[Entries from a visual dataset]

>> BEGIN

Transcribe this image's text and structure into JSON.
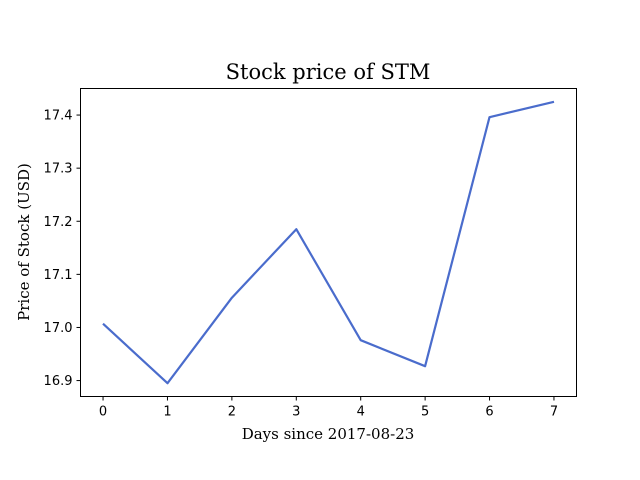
{
  "chart_data": {
    "type": "line",
    "title": "Stock price of STM",
    "xlabel": "Days since 2017-08-23",
    "ylabel": "Price of Stock (USD)",
    "x": [
      0,
      1,
      2,
      3,
      4,
      5,
      6,
      7
    ],
    "series": [
      {
        "values": [
          17.007,
          16.895,
          17.056,
          17.185,
          16.976,
          16.927,
          17.396,
          17.425
        ],
        "color": "#4a6ccc"
      }
    ],
    "xlim": [
      -0.35,
      7.35
    ],
    "ylim": [
      16.87,
      17.45
    ],
    "xticks": [
      0,
      1,
      2,
      3,
      4,
      5,
      6,
      7
    ],
    "yticks": [
      "16.9",
      "17.0",
      "17.1",
      "17.2",
      "17.3",
      "17.4"
    ],
    "grid": false,
    "legend": "none"
  }
}
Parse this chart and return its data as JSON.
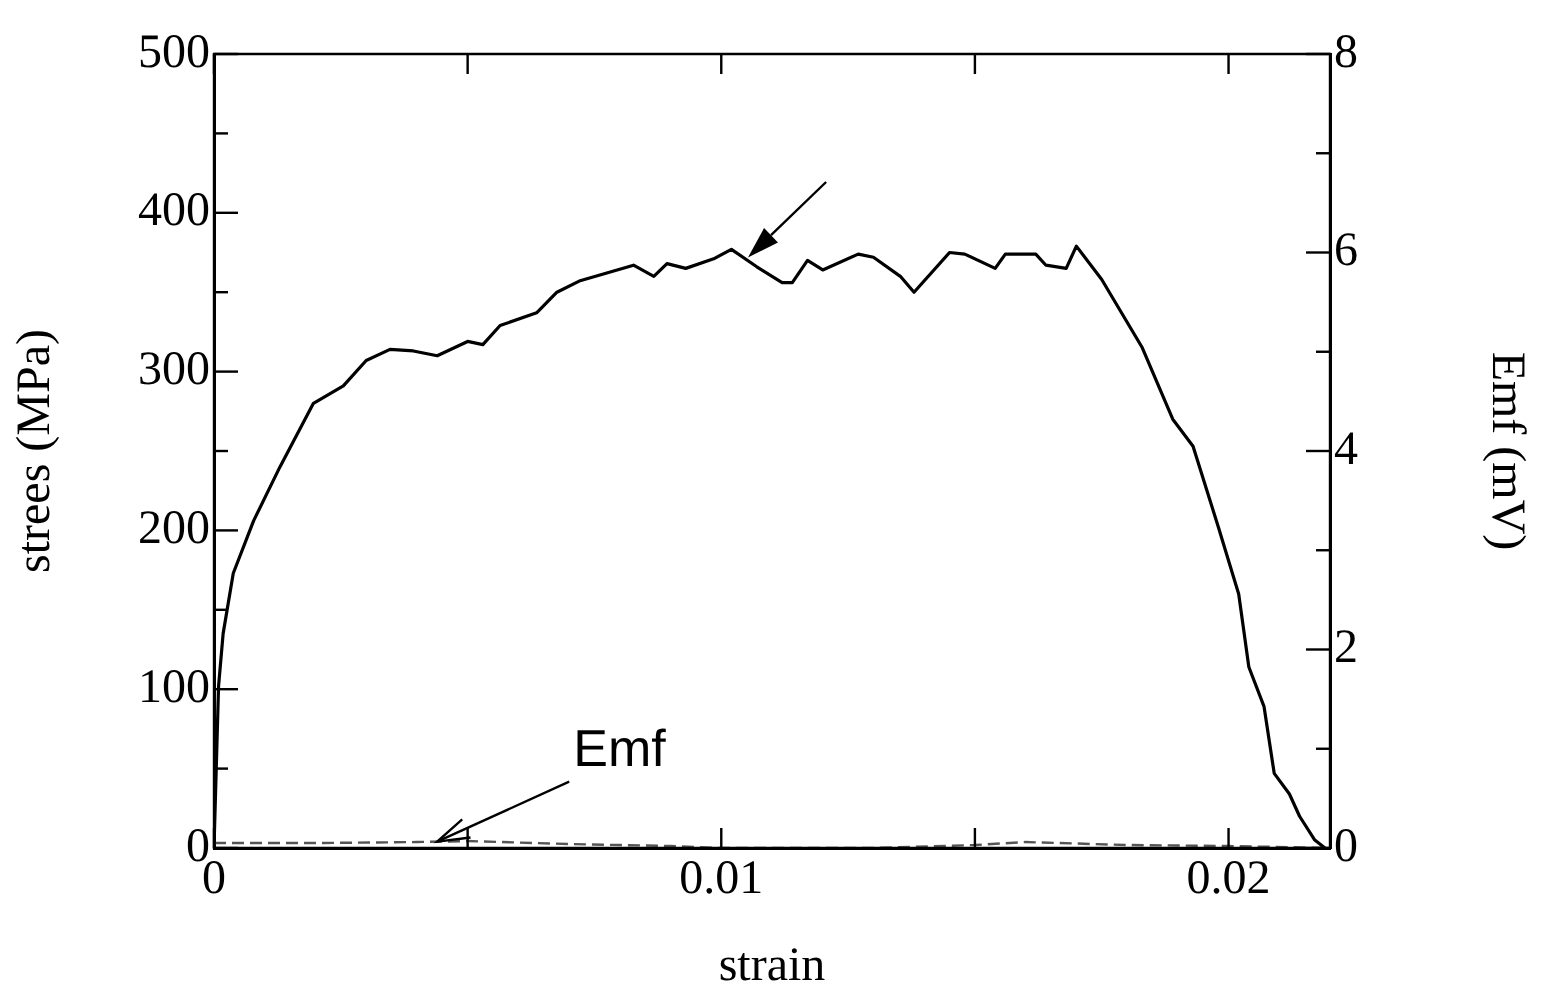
{
  "chart_data": {
    "type": "line",
    "xlabel": "strain",
    "ylabel": "strees (MPa)",
    "y2label": "Emf (mV)",
    "xlim": [
      0,
      0.022
    ],
    "xticks": [
      0,
      {
        "value": 0.005,
        "label": null
      },
      0.01,
      {
        "value": 0.015,
        "label": null
      },
      0.02
    ],
    "ylim": [
      0,
      500
    ],
    "yticks": [
      0,
      {
        "value": 50,
        "label": null
      },
      100,
      {
        "value": 150,
        "label": null
      },
      200,
      {
        "value": 250,
        "label": null
      },
      300,
      {
        "value": 350,
        "label": null
      },
      400,
      {
        "value": 450,
        "label": null
      },
      500
    ],
    "y2lim": [
      0,
      8
    ],
    "y2ticks": [
      0,
      {
        "value": 1,
        "label": null
      },
      2,
      {
        "value": 3,
        "label": null
      },
      4,
      {
        "value": 5,
        "label": null
      },
      6,
      {
        "value": 7,
        "label": null
      },
      8
    ],
    "annotations": [
      {
        "text": "Emf",
        "x": 0.0044,
        "y": 4
      }
    ],
    "grid": false,
    "legend": false,
    "marker": "none",
    "series": [
      {
        "color": "#000000",
        "line_style": "solid",
        "x": [
          0,
          9e-05,
          0.00018,
          0.00038,
          0.00078,
          0.0013,
          0.00196,
          0.00255,
          0.003,
          0.00347,
          0.00393,
          0.0044,
          0.005,
          0.0053,
          0.00564,
          0.00636,
          0.00676,
          0.0072,
          0.00827,
          0.00867,
          0.00893,
          0.0093,
          0.00985,
          0.0102,
          0.0107,
          0.0112,
          0.0114,
          0.0117,
          0.012,
          0.0127,
          0.013,
          0.01353,
          0.0138,
          0.0145,
          0.0148,
          0.0154,
          0.0156,
          0.0162,
          0.0164,
          0.0168,
          0.017,
          0.0175,
          0.0183,
          0.0189,
          0.0193,
          0.0198,
          0.0202,
          0.0204,
          0.0207,
          0.0209,
          0.0212,
          0.0214,
          0.0217,
          0.0219
        ],
        "values": [
          0,
          102,
          135,
          173,
          206,
          240,
          280,
          291,
          307,
          314,
          313,
          310,
          319,
          317,
          329,
          337,
          350,
          357,
          367,
          360,
          368,
          365,
          371,
          377,
          366,
          356,
          356,
          370,
          364,
          374,
          372,
          360,
          350,
          375,
          374,
          365,
          374,
          374,
          367,
          365,
          379,
          358,
          315,
          270,
          253,
          202,
          160,
          114,
          89,
          47,
          34,
          20,
          5,
          0
        ]
      },
      {
        "axis": "y2",
        "color": "#555555",
        "line_style": "dashed",
        "x": [
          0,
          0.002,
          0.004,
          0.005,
          0.007,
          0.009,
          0.01,
          0.013,
          0.015,
          0.016,
          0.018,
          0.02,
          0.022
        ],
        "values": [
          0.05,
          0.05,
          0.06,
          0.07,
          0.04,
          0.02,
          0,
          0,
          0.03,
          0.06,
          0.03,
          0.02,
          0
        ]
      }
    ]
  }
}
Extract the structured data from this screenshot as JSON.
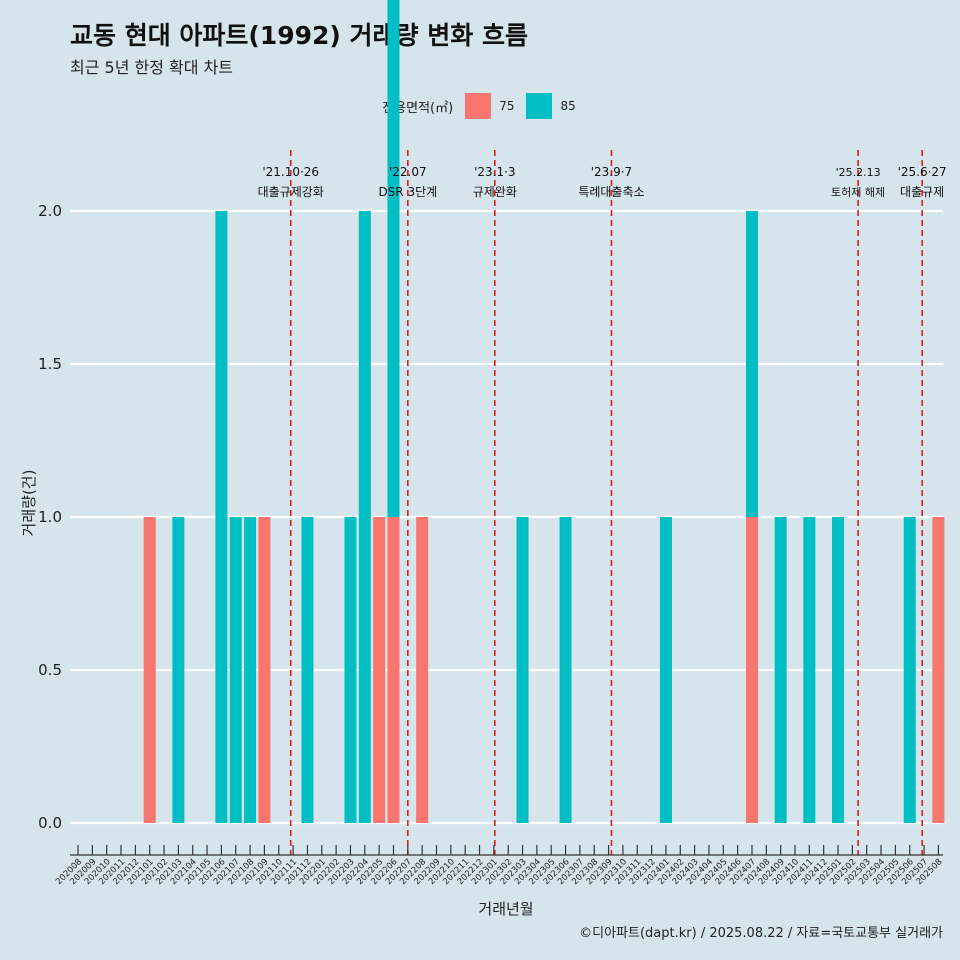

>> END

**Exercise goal:** Return the entries unchanged, save for the pictures, which do not belong in the copy.

**Solution for this task:**
Transcribe this image's text and structure into JSON.
{
  "chart_data": {
    "type": "line",
    "title": "Stock price of STM",
    "xlabel": "Days since 2017-08-23",
    "ylabel": "Price of Stock (USD)",
    "x": [
      0,
      1,
      2,
      3,
      4,
      5,
      6,
      7
    ],
    "series": [
      {
        "values": [
          17.007,
          16.895,
          17.056,
          17.185,
          16.976,
          16.927,
          17.396,
          17.425
        ],
        "color": "#4a6ccc"
      }
    ],
    "xlim": [
      -0.35,
      7.35
    ],
    "ylim": [
      16.87,
      17.45
    ],
    "xticks": [
      0,
      1,
      2,
      3,
      4,
      5,
      6,
      7
    ],
    "yticks": [
      "16.9",
      "17.0",
      "17.1",
      "17.2",
      "17.3",
      "17.4"
    ],
    "grid": false,
    "legend": "none"
  }
}
Parse this chart and return its data as JSON.
{
  "chart_data": {
    "type": "line",
    "xlabel": "strain",
    "ylabel": "strees (MPa)",
    "y2label": "Emf (mV)",
    "xlim": [
      0,
      0.022
    ],
    "xticks": [
      0,
      {
        "value": 0.005,
        "label": null
      },
      0.01,
      {
        "value": 0.015,
        "label": null
      },
      0.02
    ],
    "ylim": [
      0,
      500
    ],
    "yticks": [
      0,
      {
        "value": 50,
        "label": null
      },
      100,
      {
        "value": 150,
        "label": null
      },
      200,
      {
        "value": 250,
        "label": null
      },
      300,
      {
        "value": 350,
        "label": null
      },
      400,
      {
        "value": 450,
        "label": null
      },
      500
    ],
    "y2lim": [
      0,
      8
    ],
    "y2ticks": [
      0,
      {
        "value": 1,
        "label": null
      },
      2,
      {
        "value": 3,
        "label": null
      },
      4,
      {
        "value": 5,
        "label": null
      },
      6,
      {
        "value": 7,
        "label": null
      },
      8
    ],
    "annotations": [
      {
        "text": "Emf",
        "x": 0.0044,
        "y": 4
      }
    ],
    "grid": false,
    "legend": false,
    "marker": "none",
    "series": [
      {
        "color": "#000000",
        "line_style": "solid",
        "x": [
          0,
          9e-05,
          0.00018,
          0.00038,
          0.00078,
          0.0013,
          0.00196,
          0.00255,
          0.003,
          0.00347,
          0.00393,
          0.0044,
          0.005,
          0.0053,
          0.00564,
          0.00636,
          0.00676,
          0.0072,
          0.00827,
          0.00867,
          0.00893,
          0.0093,
          0.00985,
          0.0102,
          0.0107,
          0.0112,
          0.0114,
          0.0117,
          0.012,
          0.0127,
          0.013,
          0.01353,
          0.0138,
          0.0145,
          0.0148,
          0.0154,
          0.0156,
          0.0162,
          0.0164,
          0.0168,
          0.017,
          0.0175,
          0.0183,
          0.0189,
          0.0193,
          0.0198,
          0.0202,
          0.0204,
          0.0207,
          0.0209,
          0.0212,
          0.0214,
          0.0217,
          0.0219
        ],
        "values": [
          0,
          102,
          135,
          173,
          206,
          240,
          280,
          291,
          307,
          314,
          313,
          310,
          319,
          317,
          329,
          337,
          350,
          357,
          367,
          360,
          368,
          365,
          371,
          377,
          366,
          356,
          356,
          370,
          364,
          374,
          372,
          360,
          350,
          375,
          374,
          365,
          374,
          374,
          367,
          365,
          379,
          358,
          315,
          270,
          253,
          202,
          160,
          114,
          89,
          47,
          34,
          20,
          5,
          0
        ]
      },
      {
        "axis": "y2",
        "color": "#555555",
        "line_style": "dashed",
        "x": [
          0,
          0.002,
          0.004,
          0.005,
          0.007,
          0.009,
          0.01,
          0.013,
          0.015,
          0.016,
          0.018,
          0.02,
          0.022
        ],
        "values": [
          0.05,
          0.05,
          0.06,
          0.07,
          0.04,
          0.02,
          0,
          0,
          0.03,
          0.06,
          0.03,
          0.02,
          0
        ]
      }
    ]
  }
}
Extract the structured data from this screenshot as JSON.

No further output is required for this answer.